=== Data lines ===

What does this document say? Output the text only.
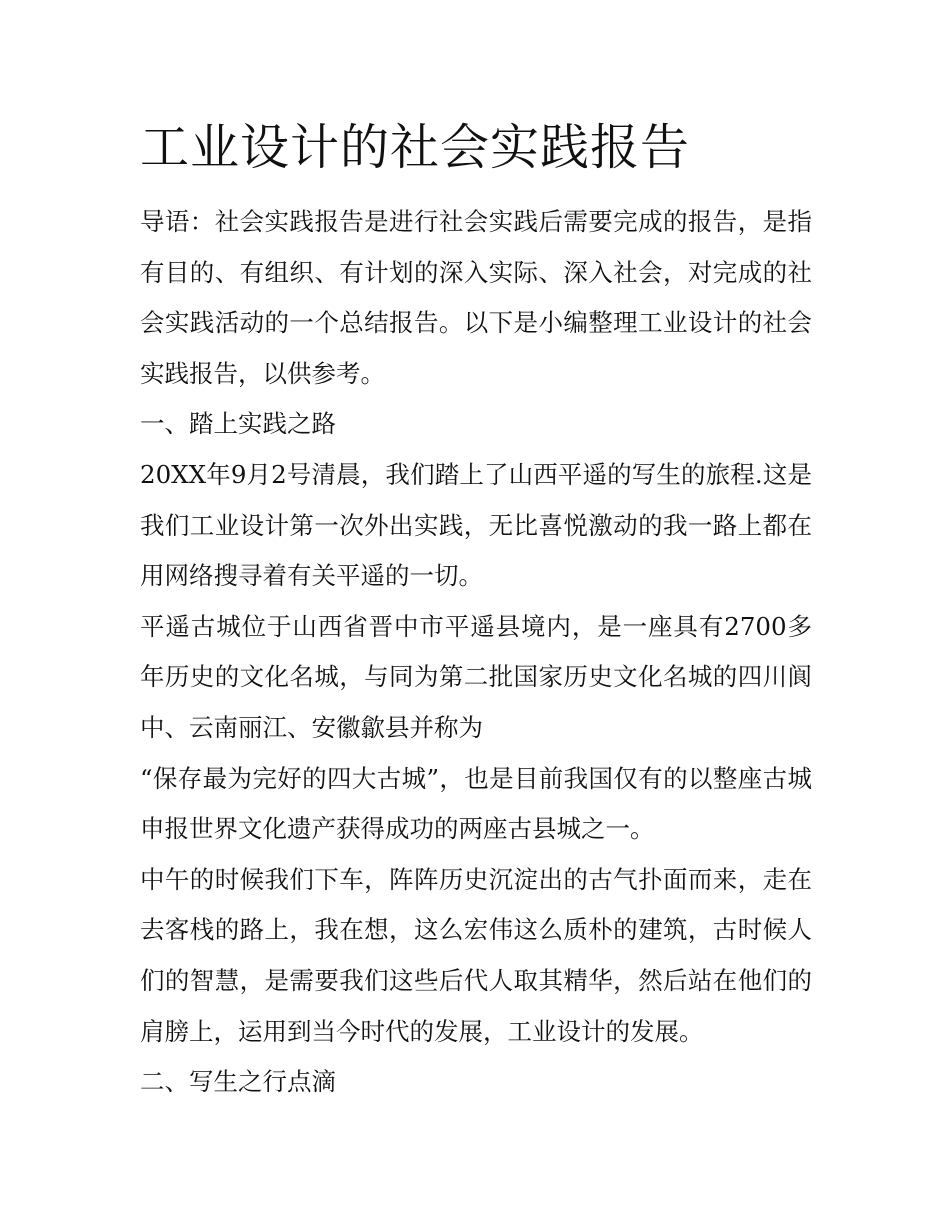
工业设计的社会实践报告

导语：社会实践报告是进行社会实践后需要完成的报告，是指有目的、有组织、有计划的深入实际、深入社会，对完成的社会实践活动的一个总结报告。以下是小编整理工业设计的社会实践报告，以供参考。

一、踏上实践之路

20XX年9月2号清晨，我们踏上了山西平遥的写生的旅程.这是我们工业设计第一次外出实践，无比喜悦激动的我一路上都在用网络搜寻着有关平遥的一切。

平遥古城位于山西省晋中市平遥县境内，是一座具有2700多年历史的文化名城，与同为第二批国家历史文化名城的四川阆中、云南丽江、安徽歙县并称为

“保存最为完好的四大古城”，也是目前我国仅有的以整座古城申报世界文化遗产获得成功的两座古县城之一。

中午的时候我们下车，阵阵历史沉淀出的古气扑面而来，走在去客栈的路上，我在想，这么宏伟这么质朴的建筑，古时候人们的智慧，是需要我们这些后代人取其精华，然后站在他们的肩膀上，运用到当今时代的发展，工业设计的发展。

二、写生之行点滴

=== Problem to solve ===
Repeat the preceding records precisely, and leave every picture out of the copy.

=== Result of the exercise ===
What does this document say? Output the text only.
工业设计的社会实践报告

导语：社会实践报告是进行社会实践后需要完成的报告，是指有目的、有组织、有计划的深入实际、深入社会，对完成的社会实践活动的一个总结报告。以下是小编整理工业设计的社会实践报告，以供参考。

一、踏上实践之路

20XX年9月2号清晨，我们踏上了山西平遥的写生的旅程.这是我们工业设计第一次外出实践，无比喜悦激动的我一路上都在用网络搜寻着有关平遥的一切。

平遥古城位于山西省晋中市平遥县境内，是一座具有2700多年历史的文化名城，与同为第二批国家历史文化名城的四川阆中、云南丽江、安徽歙县并称为

“保存最为完好的四大古城”，也是目前我国仅有的以整座古城申报世界文化遗产获得成功的两座古县城之一。

中午的时候我们下车，阵阵历史沉淀出的古气扑面而来，走在去客栈的路上，我在想，这么宏伟这么质朴的建筑，古时候人们的智慧，是需要我们这些后代人取其精华，然后站在他们的肩膀上，运用到当今时代的发展，工业设计的发展。

二、写生之行点滴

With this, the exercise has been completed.